Omit all pictures. Copy the rest of the material exactly.

## Entries shown
---

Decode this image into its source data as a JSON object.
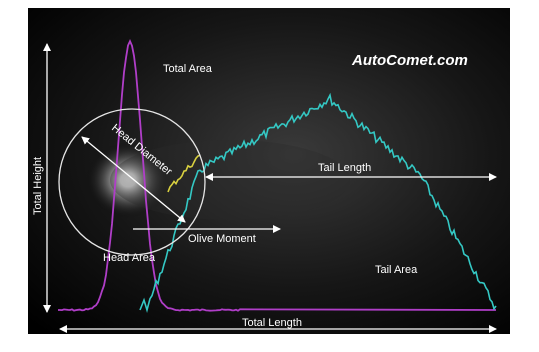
{
  "brand": "AutoComet.com",
  "labels": {
    "total_area": "Total Area",
    "head_diameter": "Head Diameter",
    "tail_length": "Tail Length",
    "olive_moment": "Olive Moment",
    "head_area": "Head Area",
    "tail_area": "Tail Area",
    "total_height": "Total Height",
    "total_length": "Total Length"
  },
  "colors": {
    "background": "#000000",
    "head_profile": "#b03ec8",
    "tail_profile": "#34c8c4",
    "overlap": "#d8d040",
    "annotation": "#ffffff"
  }
}
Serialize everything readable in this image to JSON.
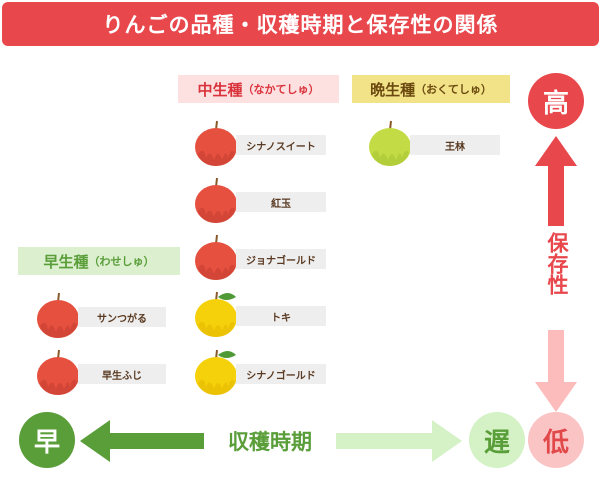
{
  "title": "りんごの品種・収穫時期と保存性の関係",
  "categories": {
    "early": {
      "name": "早生種",
      "reading": "（わせしゅ）",
      "color": "#5a9e3a",
      "bg": "#dcefcf"
    },
    "mid": {
      "name": "中生種",
      "reading": "（なかてしゅ）",
      "color": "#d9333c",
      "bg": "#fde1e1"
    },
    "late": {
      "name": "晩生種",
      "reading": "（おくてしゅ）",
      "color": "#6b4a10",
      "bg": "#f2e388"
    }
  },
  "varieties": {
    "early": [
      {
        "name": "サンつがる",
        "color": "red"
      },
      {
        "name": "早生ふじ",
        "color": "red"
      }
    ],
    "mid": [
      {
        "name": "シナノスイート",
        "color": "red"
      },
      {
        "name": "紅玉",
        "color": "red"
      },
      {
        "name": "ジョナゴールド",
        "color": "red"
      },
      {
        "name": "トキ",
        "color": "yellow"
      },
      {
        "name": "シナノゴールド",
        "color": "yellow"
      }
    ],
    "late": [
      {
        "name": "王林",
        "color": "green"
      }
    ]
  },
  "axes": {
    "storage": {
      "label": "保存性",
      "high": "高",
      "low": "低"
    },
    "harvest": {
      "label": "収穫時期",
      "early": "早",
      "late": "遅"
    }
  },
  "colors": {
    "red_apple": "#e5503f",
    "yellow_apple": "#f4d10a",
    "green_apple": "#c3dc45",
    "accent_red": "#e8474c",
    "accent_green": "#5a9e3a"
  }
}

---

## Complete output
Decode this image into its source data as a JSON object.
{
  "brand": "AutoComet.com",
  "labels": {
    "total_area": "Total Area",
    "head_diameter": "Head Diameter",
    "tail_length": "Tail Length",
    "olive_moment": "Olive Moment",
    "head_area": "Head Area",
    "tail_area": "Tail Area",
    "total_height": "Total Height",
    "total_length": "Total Length"
  },
  "colors": {
    "background": "#000000",
    "head_profile": "#b03ec8",
    "tail_profile": "#34c8c4",
    "overlap": "#d8d040",
    "annotation": "#ffffff"
  }
}
Serialize everything readable in this image to JSON.
{
  "title": "りんごの品種・収穫時期と保存性の関係",
  "categories": {
    "early": {
      "name": "早生種",
      "reading": "（わせしゅ）",
      "color": "#5a9e3a",
      "bg": "#dcefcf"
    },
    "mid": {
      "name": "中生種",
      "reading": "（なかてしゅ）",
      "color": "#d9333c",
      "bg": "#fde1e1"
    },
    "late": {
      "name": "晩生種",
      "reading": "（おくてしゅ）",
      "color": "#6b4a10",
      "bg": "#f2e388"
    }
  },
  "varieties": {
    "early": [
      {
        "name": "サンつがる",
        "color": "red"
      },
      {
        "name": "早生ふじ",
        "color": "red"
      }
    ],
    "mid": [
      {
        "name": "シナノスイート",
        "color": "red"
      },
      {
        "name": "紅玉",
        "color": "red"
      },
      {
        "name": "ジョナゴールド",
        "color": "red"
      },
      {
        "name": "トキ",
        "color": "yellow"
      },
      {
        "name": "シナノゴールド",
        "color": "yellow"
      }
    ],
    "late": [
      {
        "name": "王林",
        "color": "green"
      }
    ]
  },
  "axes": {
    "storage": {
      "label": "保存性",
      "high": "高",
      "low": "低"
    },
    "harvest": {
      "label": "収穫時期",
      "early": "早",
      "late": "遅"
    }
  },
  "colors": {
    "red_apple": "#e5503f",
    "yellow_apple": "#f4d10a",
    "green_apple": "#c3dc45",
    "accent_red": "#e8474c",
    "accent_green": "#5a9e3a"
  }
}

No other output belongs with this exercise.